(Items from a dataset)

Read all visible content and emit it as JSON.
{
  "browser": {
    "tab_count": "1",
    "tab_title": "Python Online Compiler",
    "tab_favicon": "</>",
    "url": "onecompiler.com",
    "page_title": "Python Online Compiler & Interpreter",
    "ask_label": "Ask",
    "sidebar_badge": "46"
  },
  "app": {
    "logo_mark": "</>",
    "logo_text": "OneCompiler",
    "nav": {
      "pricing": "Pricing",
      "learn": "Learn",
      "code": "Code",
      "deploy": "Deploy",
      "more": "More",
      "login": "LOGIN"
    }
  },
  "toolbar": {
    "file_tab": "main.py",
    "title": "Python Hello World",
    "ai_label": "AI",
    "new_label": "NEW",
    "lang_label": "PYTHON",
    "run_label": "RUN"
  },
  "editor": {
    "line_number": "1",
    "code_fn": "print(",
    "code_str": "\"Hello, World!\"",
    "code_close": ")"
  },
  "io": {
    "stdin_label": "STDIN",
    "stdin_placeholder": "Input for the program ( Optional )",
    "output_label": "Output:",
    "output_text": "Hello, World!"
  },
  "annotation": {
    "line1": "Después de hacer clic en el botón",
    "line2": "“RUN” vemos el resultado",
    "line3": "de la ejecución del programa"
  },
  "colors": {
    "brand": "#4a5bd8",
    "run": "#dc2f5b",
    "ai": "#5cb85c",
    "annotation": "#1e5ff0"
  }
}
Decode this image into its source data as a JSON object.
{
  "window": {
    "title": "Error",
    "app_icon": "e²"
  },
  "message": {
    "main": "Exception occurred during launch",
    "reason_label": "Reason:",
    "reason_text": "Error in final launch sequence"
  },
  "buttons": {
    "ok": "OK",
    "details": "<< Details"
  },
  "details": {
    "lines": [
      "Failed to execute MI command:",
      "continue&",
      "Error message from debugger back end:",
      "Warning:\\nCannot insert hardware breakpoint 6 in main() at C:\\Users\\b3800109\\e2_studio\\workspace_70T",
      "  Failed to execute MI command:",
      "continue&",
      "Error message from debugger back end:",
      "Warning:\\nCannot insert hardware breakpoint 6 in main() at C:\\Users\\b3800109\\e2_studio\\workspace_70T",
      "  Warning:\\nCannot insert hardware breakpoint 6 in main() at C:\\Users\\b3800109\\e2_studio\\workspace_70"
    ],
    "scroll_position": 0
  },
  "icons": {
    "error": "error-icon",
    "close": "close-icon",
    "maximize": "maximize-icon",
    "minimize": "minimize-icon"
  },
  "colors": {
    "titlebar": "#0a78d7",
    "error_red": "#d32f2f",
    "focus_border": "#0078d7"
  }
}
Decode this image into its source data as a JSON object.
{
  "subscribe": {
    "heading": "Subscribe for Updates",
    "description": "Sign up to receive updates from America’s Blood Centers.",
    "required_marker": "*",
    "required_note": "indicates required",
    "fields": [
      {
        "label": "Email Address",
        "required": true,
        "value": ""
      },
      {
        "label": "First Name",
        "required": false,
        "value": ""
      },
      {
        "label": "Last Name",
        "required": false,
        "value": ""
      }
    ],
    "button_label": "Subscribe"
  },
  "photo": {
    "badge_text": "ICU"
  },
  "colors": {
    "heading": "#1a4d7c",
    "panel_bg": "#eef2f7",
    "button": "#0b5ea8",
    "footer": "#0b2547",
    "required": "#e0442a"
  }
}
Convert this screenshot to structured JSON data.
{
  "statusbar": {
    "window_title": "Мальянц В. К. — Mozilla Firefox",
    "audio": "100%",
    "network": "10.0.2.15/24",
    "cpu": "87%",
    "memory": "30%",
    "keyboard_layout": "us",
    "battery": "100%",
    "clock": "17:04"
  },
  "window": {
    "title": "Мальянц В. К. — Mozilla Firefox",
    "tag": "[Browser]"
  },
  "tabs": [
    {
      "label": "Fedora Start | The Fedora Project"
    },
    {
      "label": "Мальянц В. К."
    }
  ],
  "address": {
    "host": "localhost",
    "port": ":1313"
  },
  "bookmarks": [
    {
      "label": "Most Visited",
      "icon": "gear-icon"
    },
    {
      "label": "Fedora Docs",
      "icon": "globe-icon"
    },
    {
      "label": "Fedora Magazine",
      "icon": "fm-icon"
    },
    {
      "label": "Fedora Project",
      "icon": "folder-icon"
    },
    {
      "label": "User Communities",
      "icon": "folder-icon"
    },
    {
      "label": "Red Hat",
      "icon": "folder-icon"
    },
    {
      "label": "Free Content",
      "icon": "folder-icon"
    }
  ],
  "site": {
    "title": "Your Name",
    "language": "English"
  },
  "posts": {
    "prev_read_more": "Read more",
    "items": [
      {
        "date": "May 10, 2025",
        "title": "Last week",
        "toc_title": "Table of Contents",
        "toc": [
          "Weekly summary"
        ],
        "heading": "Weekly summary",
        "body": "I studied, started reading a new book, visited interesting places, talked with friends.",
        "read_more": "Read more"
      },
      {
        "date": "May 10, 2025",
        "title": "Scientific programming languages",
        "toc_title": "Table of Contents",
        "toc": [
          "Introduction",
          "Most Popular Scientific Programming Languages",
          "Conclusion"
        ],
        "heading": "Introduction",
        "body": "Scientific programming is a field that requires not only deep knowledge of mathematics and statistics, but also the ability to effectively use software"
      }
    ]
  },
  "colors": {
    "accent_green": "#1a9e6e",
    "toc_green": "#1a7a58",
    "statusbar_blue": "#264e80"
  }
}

**Instruction**
Extract all lines of the records above that include "execute".

**Output below**
      "Failed to execute MI command:",
      "  Failed to execute MI command:",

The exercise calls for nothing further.